DATA FOR THIS TASK:
################
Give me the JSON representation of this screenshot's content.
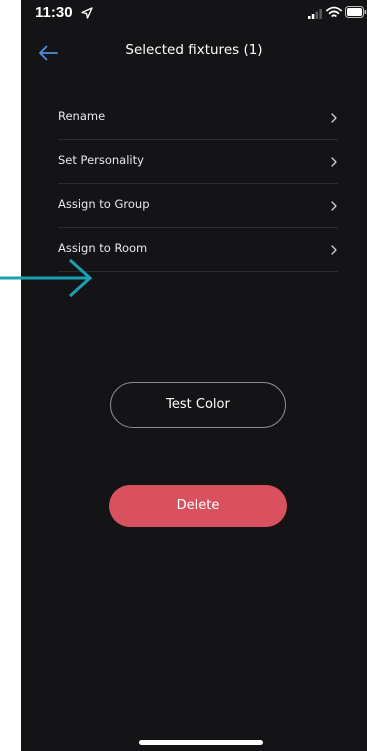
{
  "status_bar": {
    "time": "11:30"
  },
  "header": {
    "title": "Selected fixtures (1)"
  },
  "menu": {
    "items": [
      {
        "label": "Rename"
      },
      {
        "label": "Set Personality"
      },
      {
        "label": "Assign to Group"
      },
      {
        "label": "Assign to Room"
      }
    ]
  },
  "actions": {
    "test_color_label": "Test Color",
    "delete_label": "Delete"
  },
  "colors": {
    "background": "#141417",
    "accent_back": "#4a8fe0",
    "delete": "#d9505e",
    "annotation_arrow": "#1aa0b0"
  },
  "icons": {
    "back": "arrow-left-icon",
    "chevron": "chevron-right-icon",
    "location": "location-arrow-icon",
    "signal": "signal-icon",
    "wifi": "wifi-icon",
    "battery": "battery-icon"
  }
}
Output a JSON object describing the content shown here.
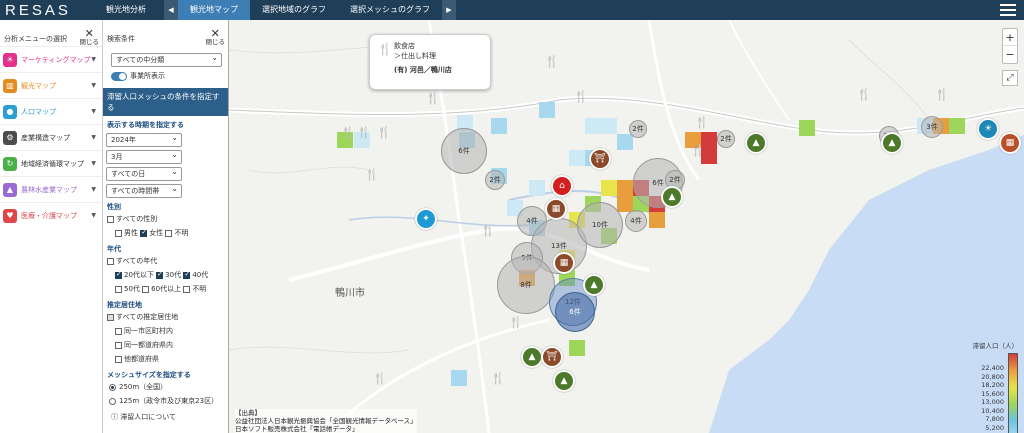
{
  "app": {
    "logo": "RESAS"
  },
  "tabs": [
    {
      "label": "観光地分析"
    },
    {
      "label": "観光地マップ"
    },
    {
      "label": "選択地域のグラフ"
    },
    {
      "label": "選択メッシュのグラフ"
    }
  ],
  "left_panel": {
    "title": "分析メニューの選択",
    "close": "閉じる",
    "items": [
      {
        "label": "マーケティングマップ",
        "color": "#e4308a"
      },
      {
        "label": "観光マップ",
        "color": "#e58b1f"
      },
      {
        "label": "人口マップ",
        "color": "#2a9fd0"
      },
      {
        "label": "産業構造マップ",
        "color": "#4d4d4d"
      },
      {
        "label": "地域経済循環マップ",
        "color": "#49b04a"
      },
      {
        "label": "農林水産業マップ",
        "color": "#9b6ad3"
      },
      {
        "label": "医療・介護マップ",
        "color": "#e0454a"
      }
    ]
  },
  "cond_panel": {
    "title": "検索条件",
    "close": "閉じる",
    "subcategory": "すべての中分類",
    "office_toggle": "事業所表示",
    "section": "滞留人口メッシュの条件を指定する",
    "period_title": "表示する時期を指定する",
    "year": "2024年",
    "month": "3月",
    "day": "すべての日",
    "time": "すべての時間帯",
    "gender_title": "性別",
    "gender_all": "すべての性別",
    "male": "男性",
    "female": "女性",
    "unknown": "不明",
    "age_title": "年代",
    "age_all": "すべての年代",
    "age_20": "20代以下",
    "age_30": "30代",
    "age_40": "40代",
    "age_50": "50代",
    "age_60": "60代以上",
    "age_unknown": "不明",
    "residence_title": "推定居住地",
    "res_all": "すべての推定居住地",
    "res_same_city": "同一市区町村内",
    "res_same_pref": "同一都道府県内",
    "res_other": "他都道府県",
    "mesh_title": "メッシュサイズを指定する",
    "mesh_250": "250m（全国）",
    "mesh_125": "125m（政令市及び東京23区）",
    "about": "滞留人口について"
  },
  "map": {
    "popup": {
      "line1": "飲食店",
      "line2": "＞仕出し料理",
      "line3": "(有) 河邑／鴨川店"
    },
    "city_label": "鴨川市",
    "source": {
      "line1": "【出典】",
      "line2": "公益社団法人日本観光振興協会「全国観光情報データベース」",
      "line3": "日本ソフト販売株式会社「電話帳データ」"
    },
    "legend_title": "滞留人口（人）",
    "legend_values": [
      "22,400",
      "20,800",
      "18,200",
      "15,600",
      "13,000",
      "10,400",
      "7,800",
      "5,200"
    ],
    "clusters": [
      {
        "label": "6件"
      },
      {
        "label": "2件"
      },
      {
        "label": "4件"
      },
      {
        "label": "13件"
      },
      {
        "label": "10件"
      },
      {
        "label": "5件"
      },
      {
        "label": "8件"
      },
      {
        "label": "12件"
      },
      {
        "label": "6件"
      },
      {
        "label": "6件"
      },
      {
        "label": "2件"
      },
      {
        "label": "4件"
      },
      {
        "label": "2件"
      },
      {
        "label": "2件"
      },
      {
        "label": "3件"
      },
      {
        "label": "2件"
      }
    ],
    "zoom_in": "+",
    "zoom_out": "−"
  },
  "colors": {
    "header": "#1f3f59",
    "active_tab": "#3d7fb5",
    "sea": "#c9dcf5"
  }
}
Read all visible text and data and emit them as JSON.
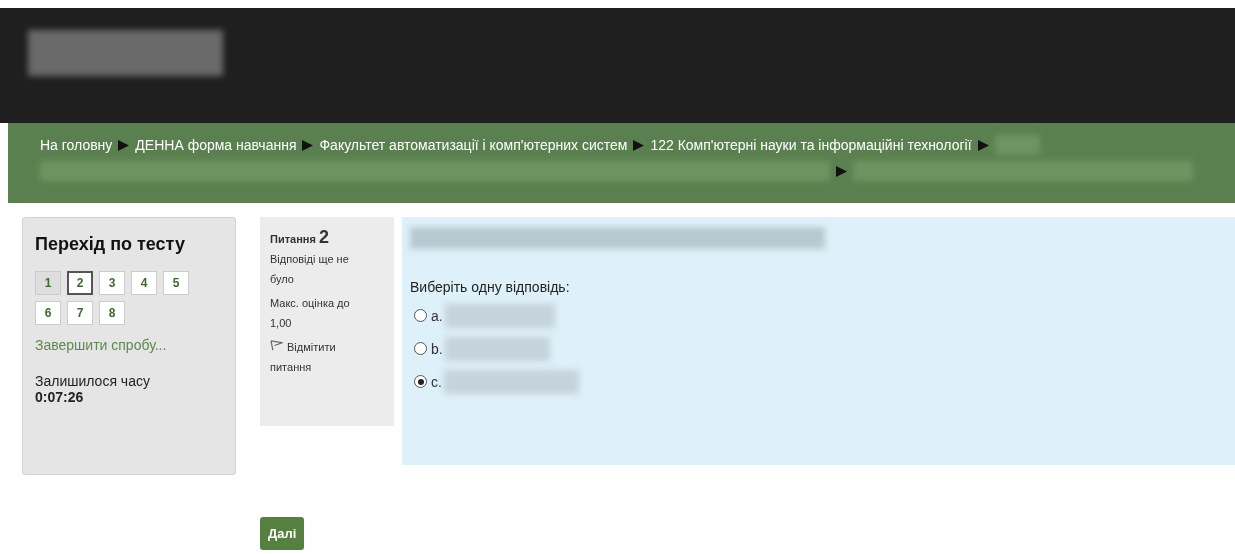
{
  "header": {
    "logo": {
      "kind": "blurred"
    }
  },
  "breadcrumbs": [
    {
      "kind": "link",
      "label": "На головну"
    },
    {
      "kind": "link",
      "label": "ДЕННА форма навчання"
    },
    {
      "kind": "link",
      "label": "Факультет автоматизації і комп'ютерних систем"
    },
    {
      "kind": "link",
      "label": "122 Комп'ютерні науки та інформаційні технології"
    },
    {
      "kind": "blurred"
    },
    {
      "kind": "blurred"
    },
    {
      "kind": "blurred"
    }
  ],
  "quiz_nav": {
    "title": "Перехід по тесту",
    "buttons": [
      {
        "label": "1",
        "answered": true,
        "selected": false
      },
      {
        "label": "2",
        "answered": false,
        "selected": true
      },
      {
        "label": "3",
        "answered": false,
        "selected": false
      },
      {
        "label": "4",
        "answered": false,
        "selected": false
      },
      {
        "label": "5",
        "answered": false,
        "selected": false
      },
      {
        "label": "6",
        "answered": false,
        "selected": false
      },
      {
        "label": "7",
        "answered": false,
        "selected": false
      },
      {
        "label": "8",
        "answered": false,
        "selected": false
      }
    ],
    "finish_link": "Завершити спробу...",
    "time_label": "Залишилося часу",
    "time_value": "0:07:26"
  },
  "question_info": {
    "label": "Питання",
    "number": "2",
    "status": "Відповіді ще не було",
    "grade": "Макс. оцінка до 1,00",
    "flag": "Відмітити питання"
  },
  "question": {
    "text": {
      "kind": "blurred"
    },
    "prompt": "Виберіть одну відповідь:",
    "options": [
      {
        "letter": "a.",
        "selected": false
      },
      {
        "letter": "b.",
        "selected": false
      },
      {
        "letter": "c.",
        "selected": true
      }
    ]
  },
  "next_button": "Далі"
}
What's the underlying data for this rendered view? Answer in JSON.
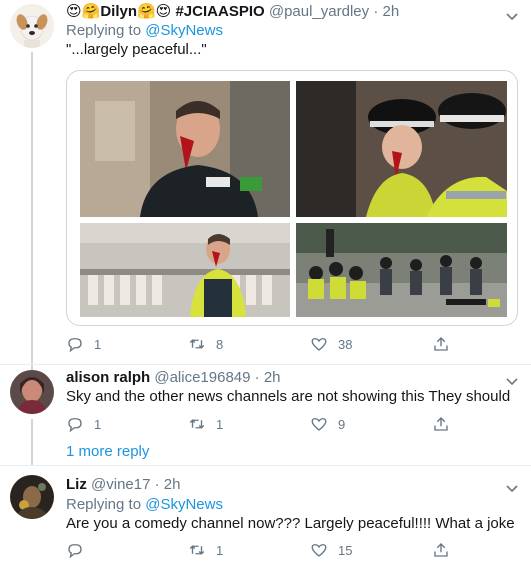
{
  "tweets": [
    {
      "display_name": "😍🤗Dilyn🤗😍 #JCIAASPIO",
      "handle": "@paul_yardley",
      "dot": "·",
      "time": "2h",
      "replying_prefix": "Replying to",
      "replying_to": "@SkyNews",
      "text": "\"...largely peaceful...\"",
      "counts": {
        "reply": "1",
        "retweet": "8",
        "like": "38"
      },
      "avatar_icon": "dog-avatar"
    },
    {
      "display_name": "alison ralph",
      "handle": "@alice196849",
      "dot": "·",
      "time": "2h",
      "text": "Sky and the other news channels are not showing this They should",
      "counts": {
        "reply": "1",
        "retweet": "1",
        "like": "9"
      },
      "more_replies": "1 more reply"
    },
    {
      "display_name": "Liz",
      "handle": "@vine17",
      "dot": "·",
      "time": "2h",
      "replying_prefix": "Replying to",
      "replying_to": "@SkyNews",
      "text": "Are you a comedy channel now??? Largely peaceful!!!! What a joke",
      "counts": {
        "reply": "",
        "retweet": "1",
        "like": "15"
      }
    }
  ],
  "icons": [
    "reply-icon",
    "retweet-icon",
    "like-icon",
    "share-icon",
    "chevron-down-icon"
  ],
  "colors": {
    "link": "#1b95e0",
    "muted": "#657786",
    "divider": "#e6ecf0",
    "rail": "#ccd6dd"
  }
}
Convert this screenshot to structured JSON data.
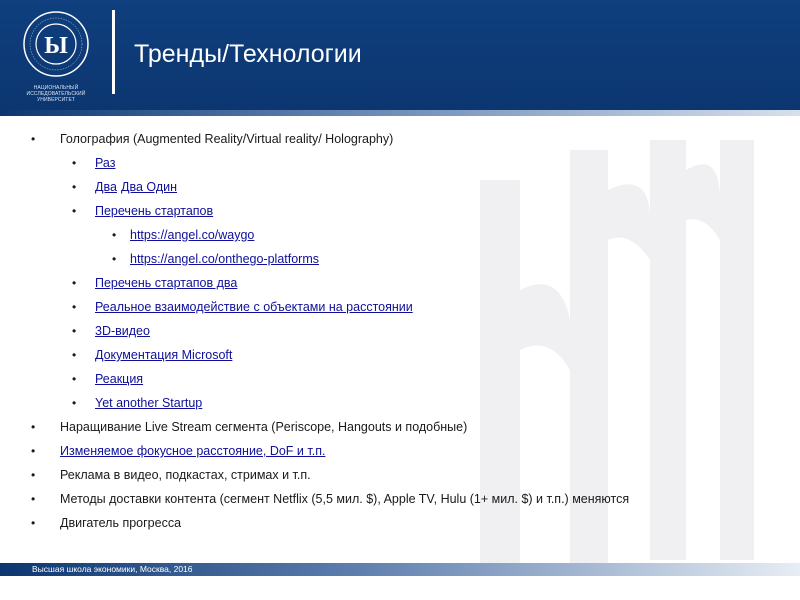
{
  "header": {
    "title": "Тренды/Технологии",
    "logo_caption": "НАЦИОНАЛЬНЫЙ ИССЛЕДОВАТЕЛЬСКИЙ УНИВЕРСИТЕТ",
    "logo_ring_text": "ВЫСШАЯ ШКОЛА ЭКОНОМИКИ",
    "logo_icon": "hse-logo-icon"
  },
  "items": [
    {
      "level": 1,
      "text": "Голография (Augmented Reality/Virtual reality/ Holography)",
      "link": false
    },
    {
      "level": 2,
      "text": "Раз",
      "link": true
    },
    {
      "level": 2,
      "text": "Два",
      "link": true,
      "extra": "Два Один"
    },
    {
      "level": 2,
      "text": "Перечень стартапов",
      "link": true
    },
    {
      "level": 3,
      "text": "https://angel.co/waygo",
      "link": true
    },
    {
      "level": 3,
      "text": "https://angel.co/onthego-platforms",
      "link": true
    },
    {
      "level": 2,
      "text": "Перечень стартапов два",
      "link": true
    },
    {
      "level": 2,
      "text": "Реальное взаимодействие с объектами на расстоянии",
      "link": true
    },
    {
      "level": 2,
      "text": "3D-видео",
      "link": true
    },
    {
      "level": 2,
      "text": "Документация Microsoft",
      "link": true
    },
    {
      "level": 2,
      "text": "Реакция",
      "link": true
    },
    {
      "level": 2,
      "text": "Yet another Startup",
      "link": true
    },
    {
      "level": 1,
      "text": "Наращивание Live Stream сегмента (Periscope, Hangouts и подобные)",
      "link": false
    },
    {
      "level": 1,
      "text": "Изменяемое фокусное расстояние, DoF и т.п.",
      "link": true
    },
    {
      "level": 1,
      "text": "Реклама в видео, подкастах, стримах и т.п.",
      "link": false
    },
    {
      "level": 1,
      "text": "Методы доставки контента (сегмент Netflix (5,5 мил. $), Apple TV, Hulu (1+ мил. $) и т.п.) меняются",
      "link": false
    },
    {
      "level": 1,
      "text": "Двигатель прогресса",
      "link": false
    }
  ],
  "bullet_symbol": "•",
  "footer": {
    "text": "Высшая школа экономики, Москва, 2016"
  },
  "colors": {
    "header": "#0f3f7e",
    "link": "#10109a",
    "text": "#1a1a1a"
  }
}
################
EXERCISE TASK:
Copy out each line of the listing that holds "видео".

OUTPUT BELOW:
      "text": "3D-видео",
      "text": "Реклама в видео, подкастах, стримах и т.п.",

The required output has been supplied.